> **Текст страницы**:
━━━━━━━━━━
Образ вечной России у Рубцова был бы неполным без размышлений об истории Отечества. В стихотворении «Я буду скакать по холмам задремавшей отчизны…» (1963 г.) поэт обещает направить своего Пегаса «по следам миновавших времен». Он ведет речь о недавних событиях, когда русская деревня уже была советской, но жизнь в ней кипела. А теперь, замечая на огромных просторах мрак и запустение, лирический герой — «таинственный всадник» восклицает: «Россия! Как грустно!». Над головой уже не величественный небосвод, а «померкшая звездная люстра».

Заглядывая в прошлое, Рубцов в этом стихотворении упоминает реалии лишь ХХ века. Поэт не видит связи между свержением самодержавия и последующими гонениями на веру, что побуждает его оставаться безучастным к поруганию «царской короны» и сожалеть о судьбе «разрушенных белых церквей». Однако об исторических последствиях этих событий Рубцов судит без противоречий и недомолвок:

Боюсь, что над нами не будет таинственной силы,

Что, выплыв на лодке, повсюду достану шестом,

Что, все понимая, без грусти дойду до могилы…

Отчизна и воля — останься, мое божество!
━━━━━━━━━━
> **Записанные данные**:

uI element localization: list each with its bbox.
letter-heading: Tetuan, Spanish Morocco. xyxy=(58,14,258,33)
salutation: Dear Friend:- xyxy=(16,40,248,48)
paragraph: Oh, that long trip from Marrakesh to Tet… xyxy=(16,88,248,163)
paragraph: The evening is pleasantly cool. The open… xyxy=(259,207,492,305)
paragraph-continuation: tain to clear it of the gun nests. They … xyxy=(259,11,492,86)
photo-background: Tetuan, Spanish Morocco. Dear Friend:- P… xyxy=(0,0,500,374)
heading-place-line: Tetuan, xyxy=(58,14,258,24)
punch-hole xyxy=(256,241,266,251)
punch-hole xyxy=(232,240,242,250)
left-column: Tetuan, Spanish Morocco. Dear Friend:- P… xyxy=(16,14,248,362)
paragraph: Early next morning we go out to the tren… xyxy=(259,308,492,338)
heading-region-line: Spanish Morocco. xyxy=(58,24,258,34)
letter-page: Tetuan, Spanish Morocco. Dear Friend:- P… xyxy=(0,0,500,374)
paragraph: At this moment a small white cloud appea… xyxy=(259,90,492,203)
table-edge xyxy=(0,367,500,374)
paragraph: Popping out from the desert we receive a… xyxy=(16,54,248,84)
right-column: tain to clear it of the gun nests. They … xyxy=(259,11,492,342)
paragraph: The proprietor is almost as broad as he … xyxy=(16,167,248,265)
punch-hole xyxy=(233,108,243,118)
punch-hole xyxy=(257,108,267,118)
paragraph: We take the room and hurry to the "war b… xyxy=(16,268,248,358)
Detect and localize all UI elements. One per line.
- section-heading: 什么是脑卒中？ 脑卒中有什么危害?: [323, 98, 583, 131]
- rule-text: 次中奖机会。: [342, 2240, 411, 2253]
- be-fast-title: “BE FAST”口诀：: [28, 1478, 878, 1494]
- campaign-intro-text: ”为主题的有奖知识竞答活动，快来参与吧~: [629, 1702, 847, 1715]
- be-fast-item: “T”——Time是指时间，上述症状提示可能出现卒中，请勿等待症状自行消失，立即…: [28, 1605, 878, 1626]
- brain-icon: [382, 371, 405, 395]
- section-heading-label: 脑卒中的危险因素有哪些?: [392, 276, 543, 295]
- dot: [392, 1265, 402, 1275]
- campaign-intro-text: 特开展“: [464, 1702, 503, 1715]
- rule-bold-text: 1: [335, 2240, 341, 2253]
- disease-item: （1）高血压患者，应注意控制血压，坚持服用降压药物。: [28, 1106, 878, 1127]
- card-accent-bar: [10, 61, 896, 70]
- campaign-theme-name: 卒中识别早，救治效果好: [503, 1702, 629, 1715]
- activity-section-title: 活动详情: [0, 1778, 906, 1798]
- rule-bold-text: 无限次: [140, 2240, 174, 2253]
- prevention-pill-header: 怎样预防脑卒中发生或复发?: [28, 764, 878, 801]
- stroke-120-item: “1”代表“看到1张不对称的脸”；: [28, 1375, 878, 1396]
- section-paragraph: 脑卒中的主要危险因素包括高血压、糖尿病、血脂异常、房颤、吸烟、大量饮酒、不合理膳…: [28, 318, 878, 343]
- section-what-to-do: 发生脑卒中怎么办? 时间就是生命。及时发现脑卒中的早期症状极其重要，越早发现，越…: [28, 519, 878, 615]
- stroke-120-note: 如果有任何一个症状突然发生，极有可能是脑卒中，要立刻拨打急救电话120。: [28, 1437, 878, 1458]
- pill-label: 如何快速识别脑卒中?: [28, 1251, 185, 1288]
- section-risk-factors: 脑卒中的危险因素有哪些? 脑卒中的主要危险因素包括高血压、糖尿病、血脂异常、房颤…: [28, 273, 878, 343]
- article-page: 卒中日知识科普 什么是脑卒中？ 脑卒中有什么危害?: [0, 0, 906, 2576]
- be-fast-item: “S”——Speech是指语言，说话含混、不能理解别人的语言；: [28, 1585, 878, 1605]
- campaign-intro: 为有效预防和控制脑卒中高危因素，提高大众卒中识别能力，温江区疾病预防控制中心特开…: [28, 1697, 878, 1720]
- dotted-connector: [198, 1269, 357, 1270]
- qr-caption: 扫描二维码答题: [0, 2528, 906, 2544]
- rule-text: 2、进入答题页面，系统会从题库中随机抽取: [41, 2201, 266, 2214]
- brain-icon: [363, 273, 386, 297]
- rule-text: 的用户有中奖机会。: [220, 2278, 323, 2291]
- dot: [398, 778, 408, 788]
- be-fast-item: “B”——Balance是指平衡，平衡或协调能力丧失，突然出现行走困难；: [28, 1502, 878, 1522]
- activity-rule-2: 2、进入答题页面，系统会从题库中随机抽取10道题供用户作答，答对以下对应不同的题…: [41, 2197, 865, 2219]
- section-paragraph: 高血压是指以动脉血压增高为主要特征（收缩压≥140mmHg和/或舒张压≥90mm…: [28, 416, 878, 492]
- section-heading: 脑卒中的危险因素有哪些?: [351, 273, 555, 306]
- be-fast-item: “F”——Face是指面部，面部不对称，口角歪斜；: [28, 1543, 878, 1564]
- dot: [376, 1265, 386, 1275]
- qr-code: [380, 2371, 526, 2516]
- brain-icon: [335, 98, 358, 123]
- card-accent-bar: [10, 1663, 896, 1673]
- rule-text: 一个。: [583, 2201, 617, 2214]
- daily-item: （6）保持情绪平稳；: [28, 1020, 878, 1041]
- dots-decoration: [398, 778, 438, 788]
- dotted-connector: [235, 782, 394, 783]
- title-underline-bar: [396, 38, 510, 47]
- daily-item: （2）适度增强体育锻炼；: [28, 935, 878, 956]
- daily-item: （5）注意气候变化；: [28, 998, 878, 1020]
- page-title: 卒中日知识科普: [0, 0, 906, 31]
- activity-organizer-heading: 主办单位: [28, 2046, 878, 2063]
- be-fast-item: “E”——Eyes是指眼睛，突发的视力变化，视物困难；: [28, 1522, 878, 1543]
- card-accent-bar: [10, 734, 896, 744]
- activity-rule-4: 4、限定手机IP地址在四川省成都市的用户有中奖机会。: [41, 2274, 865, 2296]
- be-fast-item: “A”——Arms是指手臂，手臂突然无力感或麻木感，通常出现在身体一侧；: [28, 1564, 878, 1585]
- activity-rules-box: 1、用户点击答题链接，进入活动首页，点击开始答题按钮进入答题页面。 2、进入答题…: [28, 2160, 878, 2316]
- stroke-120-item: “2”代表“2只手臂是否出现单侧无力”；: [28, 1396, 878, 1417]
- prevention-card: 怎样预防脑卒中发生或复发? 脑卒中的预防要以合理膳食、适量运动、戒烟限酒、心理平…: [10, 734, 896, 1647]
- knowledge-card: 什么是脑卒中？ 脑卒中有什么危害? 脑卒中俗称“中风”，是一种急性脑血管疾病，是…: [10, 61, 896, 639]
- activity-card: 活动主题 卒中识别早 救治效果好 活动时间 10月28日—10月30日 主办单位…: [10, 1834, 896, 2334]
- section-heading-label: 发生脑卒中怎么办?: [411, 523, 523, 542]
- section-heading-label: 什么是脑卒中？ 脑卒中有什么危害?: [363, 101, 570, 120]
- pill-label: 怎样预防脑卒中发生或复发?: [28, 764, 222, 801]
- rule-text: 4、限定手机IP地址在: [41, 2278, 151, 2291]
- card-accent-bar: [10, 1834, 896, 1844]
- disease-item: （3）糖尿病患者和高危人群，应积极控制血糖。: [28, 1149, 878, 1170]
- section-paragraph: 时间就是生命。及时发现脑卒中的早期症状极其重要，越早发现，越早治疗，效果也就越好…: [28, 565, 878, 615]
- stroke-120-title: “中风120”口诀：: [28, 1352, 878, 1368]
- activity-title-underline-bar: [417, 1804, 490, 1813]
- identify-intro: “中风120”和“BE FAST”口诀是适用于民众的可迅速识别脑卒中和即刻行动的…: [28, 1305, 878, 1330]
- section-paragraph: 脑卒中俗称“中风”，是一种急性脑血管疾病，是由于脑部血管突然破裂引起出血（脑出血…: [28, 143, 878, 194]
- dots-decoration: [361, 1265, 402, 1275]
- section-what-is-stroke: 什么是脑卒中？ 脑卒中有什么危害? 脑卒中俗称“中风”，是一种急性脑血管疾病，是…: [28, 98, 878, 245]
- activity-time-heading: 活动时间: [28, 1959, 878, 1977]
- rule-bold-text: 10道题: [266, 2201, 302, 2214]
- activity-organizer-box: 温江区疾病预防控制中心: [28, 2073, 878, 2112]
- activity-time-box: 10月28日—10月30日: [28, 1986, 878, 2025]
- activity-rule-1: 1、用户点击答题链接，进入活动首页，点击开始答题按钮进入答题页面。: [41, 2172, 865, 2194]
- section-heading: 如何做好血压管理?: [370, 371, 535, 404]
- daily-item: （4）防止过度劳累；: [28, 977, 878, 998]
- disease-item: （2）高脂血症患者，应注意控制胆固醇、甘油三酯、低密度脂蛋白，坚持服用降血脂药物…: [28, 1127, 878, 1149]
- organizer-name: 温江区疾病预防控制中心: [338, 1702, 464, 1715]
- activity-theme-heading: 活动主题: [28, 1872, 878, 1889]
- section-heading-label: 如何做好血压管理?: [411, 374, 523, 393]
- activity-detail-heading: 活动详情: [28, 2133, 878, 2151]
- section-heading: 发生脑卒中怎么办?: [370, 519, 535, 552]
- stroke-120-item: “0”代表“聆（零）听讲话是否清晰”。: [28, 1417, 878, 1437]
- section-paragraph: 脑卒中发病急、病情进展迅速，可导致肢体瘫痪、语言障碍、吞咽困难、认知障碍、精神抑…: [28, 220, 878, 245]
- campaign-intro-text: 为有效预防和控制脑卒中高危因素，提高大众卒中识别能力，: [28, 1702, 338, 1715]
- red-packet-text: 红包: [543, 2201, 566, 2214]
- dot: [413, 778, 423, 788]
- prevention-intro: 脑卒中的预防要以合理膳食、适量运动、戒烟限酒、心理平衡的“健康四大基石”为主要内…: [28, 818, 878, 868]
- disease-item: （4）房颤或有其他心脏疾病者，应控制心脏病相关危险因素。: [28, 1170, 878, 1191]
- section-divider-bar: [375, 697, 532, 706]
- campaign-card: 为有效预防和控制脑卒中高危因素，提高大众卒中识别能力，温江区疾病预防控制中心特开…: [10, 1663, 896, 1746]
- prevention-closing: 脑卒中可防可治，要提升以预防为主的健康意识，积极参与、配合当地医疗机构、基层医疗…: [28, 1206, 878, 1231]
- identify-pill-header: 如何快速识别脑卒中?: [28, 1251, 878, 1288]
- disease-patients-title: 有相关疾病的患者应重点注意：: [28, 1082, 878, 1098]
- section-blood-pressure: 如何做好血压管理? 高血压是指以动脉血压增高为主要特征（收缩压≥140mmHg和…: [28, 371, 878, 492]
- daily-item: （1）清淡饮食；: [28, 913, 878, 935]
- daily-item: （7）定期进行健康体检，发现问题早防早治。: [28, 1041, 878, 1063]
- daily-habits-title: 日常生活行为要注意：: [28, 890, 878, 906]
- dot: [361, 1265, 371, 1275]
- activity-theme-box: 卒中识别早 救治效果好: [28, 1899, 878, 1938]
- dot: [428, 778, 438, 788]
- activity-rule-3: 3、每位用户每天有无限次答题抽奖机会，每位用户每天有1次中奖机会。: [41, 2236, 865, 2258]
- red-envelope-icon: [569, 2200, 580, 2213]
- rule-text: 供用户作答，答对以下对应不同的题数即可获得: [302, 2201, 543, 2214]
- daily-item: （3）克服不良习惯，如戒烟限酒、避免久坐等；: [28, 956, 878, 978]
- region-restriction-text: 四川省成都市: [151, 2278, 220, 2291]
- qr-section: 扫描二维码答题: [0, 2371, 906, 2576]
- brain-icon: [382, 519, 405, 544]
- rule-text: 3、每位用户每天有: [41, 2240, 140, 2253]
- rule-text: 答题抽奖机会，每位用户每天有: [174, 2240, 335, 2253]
━━━━━━━━━━
> **Условие задания**:
Перепишите, пожалуйста, текст о стихах Рубцова целиком, ничего не меняя.

> **Ответ к заданию**:
Образ вечной России у Рубцова был бы неполным без размышлений об истории Отечества. В стихотворении «Я буду скакать по холмам задремавшей отчизны…» (1963 г.) поэт обещает направить своего Пегаса «по следам миновавших времен». Он ведет речь о недавних событиях, когда русская деревня уже была советской, но жизнь в ней кипела. А теперь, замечая на огромных просторах мрак и запустение, лирический герой — «таинственный всадник» восклицает: «Россия! Как грустно!». Над головой уже не величественный небосвод, а «померкшая звездная люстра».

Заглядывая в прошлое, Рубцов в этом стихотворении упоминает реалии лишь ХХ века. Поэт не видит связи между свержением самодержавия и последующими гонениями на веру, что побуждает его оставаться безучастным к поруганию «царской короны» и сожалеть о судьбе «разрушенных белых церквей». Однако об исторических последствиях этих событий Рубцов судит без противоречий и недомолвок:

Боюсь, что над нами не будет таинственной силы,

Что, выплыв на лодке, повсюду достану шестом,

Что, все понимая, без грусти дойду до могилы…

Отчизна и воля — останься, мое божество!